### What is expected
Copy out every line exactly as given.

### Data listing
^^^^^^^^

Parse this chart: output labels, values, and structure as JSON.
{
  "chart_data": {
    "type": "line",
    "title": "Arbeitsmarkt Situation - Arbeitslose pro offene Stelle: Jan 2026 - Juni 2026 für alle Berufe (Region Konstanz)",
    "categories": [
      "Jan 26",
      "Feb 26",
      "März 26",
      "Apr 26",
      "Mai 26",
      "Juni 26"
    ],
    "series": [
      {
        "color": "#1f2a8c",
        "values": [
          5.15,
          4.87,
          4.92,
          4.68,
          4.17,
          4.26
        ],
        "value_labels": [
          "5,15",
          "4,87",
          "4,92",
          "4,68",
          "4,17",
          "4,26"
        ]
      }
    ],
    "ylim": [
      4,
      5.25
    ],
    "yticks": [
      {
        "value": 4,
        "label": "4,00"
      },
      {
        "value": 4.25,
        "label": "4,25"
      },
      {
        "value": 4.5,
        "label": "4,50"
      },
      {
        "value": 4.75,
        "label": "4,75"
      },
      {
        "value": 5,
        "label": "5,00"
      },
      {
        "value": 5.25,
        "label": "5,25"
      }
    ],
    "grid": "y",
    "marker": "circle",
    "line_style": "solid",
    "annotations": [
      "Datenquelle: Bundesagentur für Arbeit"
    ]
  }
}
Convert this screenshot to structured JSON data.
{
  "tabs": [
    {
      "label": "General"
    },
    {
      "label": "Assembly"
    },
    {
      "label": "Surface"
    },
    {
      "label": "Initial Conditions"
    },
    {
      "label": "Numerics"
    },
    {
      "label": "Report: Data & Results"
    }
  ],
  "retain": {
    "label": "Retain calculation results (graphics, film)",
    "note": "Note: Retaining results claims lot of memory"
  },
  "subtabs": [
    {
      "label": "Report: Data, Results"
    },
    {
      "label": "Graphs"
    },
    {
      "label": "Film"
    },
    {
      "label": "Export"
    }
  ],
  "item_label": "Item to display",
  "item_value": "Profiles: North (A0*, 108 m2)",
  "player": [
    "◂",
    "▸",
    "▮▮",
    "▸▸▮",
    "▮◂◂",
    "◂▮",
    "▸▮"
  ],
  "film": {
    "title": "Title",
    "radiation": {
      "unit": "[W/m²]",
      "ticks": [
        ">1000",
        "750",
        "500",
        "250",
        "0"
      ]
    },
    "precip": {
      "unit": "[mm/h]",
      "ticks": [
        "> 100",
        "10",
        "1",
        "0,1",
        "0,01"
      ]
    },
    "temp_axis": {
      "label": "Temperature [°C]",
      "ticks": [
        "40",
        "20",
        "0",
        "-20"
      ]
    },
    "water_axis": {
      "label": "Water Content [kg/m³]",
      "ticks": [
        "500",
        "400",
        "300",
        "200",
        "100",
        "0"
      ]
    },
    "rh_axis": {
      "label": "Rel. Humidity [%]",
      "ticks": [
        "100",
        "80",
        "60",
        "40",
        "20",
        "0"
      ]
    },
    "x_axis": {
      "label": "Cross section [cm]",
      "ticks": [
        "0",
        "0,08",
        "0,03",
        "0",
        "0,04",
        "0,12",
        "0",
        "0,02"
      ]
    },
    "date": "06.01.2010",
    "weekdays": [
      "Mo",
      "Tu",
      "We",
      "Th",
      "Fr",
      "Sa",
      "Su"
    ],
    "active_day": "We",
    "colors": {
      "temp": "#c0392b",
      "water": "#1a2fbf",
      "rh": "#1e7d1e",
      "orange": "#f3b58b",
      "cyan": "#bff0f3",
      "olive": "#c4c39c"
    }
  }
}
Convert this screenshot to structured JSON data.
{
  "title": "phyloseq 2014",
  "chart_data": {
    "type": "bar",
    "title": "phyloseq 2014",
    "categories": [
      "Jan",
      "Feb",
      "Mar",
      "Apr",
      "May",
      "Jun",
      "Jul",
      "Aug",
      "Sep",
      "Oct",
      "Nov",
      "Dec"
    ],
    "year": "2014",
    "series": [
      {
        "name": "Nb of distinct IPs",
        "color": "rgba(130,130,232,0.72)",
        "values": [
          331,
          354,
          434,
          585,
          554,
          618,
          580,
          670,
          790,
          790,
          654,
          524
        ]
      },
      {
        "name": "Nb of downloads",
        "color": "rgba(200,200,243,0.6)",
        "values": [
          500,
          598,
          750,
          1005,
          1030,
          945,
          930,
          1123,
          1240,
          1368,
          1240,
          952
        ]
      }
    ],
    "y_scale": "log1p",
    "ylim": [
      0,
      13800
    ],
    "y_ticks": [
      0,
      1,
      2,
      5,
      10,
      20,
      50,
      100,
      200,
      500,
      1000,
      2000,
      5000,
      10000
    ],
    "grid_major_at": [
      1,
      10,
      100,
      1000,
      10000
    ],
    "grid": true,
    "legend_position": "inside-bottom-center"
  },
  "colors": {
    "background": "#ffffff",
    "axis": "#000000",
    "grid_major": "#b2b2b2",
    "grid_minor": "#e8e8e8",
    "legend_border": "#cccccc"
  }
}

^^^^^^^^

### Solution for this task
Parse this chart: output labels, values, and structure as JSON.
{
  "chart_data": {
    "type": "line",
    "title": "Arbeitsmarkt Situation - Arbeitslose pro offene Stelle: Jan 2026 - Juni 2026 für alle Berufe (Region Konstanz)",
    "categories": [
      "Jan 26",
      "Feb 26",
      "März 26",
      "Apr 26",
      "Mai 26",
      "Juni 26"
    ],
    "series": [
      {
        "color": "#1f2a8c",
        "values": [
          5.15,
          4.87,
          4.92,
          4.68,
          4.17,
          4.26
        ],
        "value_labels": [
          "5,15",
          "4,87",
          "4,92",
          "4,68",
          "4,17",
          "4,26"
        ]
      }
    ],
    "ylim": [
      4,
      5.25
    ],
    "yticks": [
      {
        "value": 4,
        "label": "4,00"
      },
      {
        "value": 4.25,
        "label": "4,25"
      },
      {
        "value": 4.5,
        "label": "4,50"
      },
      {
        "value": 4.75,
        "label": "4,75"
      },
      {
        "value": 5,
        "label": "5,00"
      },
      {
        "value": 5.25,
        "label": "5,25"
      }
    ],
    "grid": "y",
    "marker": "circle",
    "line_style": "solid",
    "annotations": [
      "Datenquelle: Bundesagentur für Arbeit"
    ]
  }
}
Convert this screenshot to structured JSON data.
{
  "tabs": [
    {
      "label": "General"
    },
    {
      "label": "Assembly"
    },
    {
      "label": "Surface"
    },
    {
      "label": "Initial Conditions"
    },
    {
      "label": "Numerics"
    },
    {
      "label": "Report: Data & Results"
    }
  ],
  "retain": {
    "label": "Retain calculation results (graphics, film)",
    "note": "Note: Retaining results claims lot of memory"
  },
  "subtabs": [
    {
      "label": "Report: Data, Results"
    },
    {
      "label": "Graphs"
    },
    {
      "label": "Film"
    },
    {
      "label": "Export"
    }
  ],
  "item_label": "Item to display",
  "item_value": "Profiles: North (A0*, 108 m2)",
  "player": [
    "◂",
    "▸",
    "▮▮",
    "▸▸▮",
    "▮◂◂",
    "◂▮",
    "▸▮"
  ],
  "film": {
    "title": "Title",
    "radiation": {
      "unit": "[W/m²]",
      "ticks": [
        ">1000",
        "750",
        "500",
        "250",
        "0"
      ]
    },
    "precip": {
      "unit": "[mm/h]",
      "ticks": [
        "> 100",
        "10",
        "1",
        "0,1",
        "0,01"
      ]
    },
    "temp_axis": {
      "label": "Temperature [°C]",
      "ticks": [
        "40",
        "20",
        "0",
        "-20"
      ]
    },
    "water_axis": {
      "label": "Water Content [kg/m³]",
      "ticks": [
        "500",
        "400",
        "300",
        "200",
        "100",
        "0"
      ]
    },
    "rh_axis": {
      "label": "Rel. Humidity [%]",
      "ticks": [
        "100",
        "80",
        "60",
        "40",
        "20",
        "0"
      ]
    },
    "x_axis": {
      "label": "Cross section [cm]",
      "ticks": [
        "0",
        "0,08",
        "0,03",
        "0",
        "0,04",
        "0,12",
        "0",
        "0,02"
      ]
    },
    "date": "06.01.2010",
    "weekdays": [
      "Mo",
      "Tu",
      "We",
      "Th",
      "Fr",
      "Sa",
      "Su"
    ],
    "active_day": "We",
    "colors": {
      "temp": "#c0392b",
      "water": "#1a2fbf",
      "rh": "#1e7d1e",
      "orange": "#f3b58b",
      "cyan": "#bff0f3",
      "olive": "#c4c39c"
    }
  }
}
Convert this screenshot to structured JSON data.
{
  "title": "phyloseq 2014",
  "chart_data": {
    "type": "bar",
    "title": "phyloseq 2014",
    "categories": [
      "Jan",
      "Feb",
      "Mar",
      "Apr",
      "May",
      "Jun",
      "Jul",
      "Aug",
      "Sep",
      "Oct",
      "Nov",
      "Dec"
    ],
    "year": "2014",
    "series": [
      {
        "name": "Nb of distinct IPs",
        "color": "rgba(130,130,232,0.72)",
        "values": [
          331,
          354,
          434,
          585,
          554,
          618,
          580,
          670,
          790,
          790,
          654,
          524
        ]
      },
      {
        "name": "Nb of downloads",
        "color": "rgba(200,200,243,0.6)",
        "values": [
          500,
          598,
          750,
          1005,
          1030,
          945,
          930,
          1123,
          1240,
          1368,
          1240,
          952
        ]
      }
    ],
    "y_scale": "log1p",
    "ylim": [
      0,
      13800
    ],
    "y_ticks": [
      0,
      1,
      2,
      5,
      10,
      20,
      50,
      100,
      200,
      500,
      1000,
      2000,
      5000,
      10000
    ],
    "grid_major_at": [
      1,
      10,
      100,
      1000,
      10000
    ],
    "grid": true,
    "legend_position": "inside-bottom-center"
  },
  "colors": {
    "background": "#ffffff",
    "axis": "#000000",
    "grid_major": "#b2b2b2",
    "grid_minor": "#e8e8e8",
    "legend_border": "#cccccc"
  }
}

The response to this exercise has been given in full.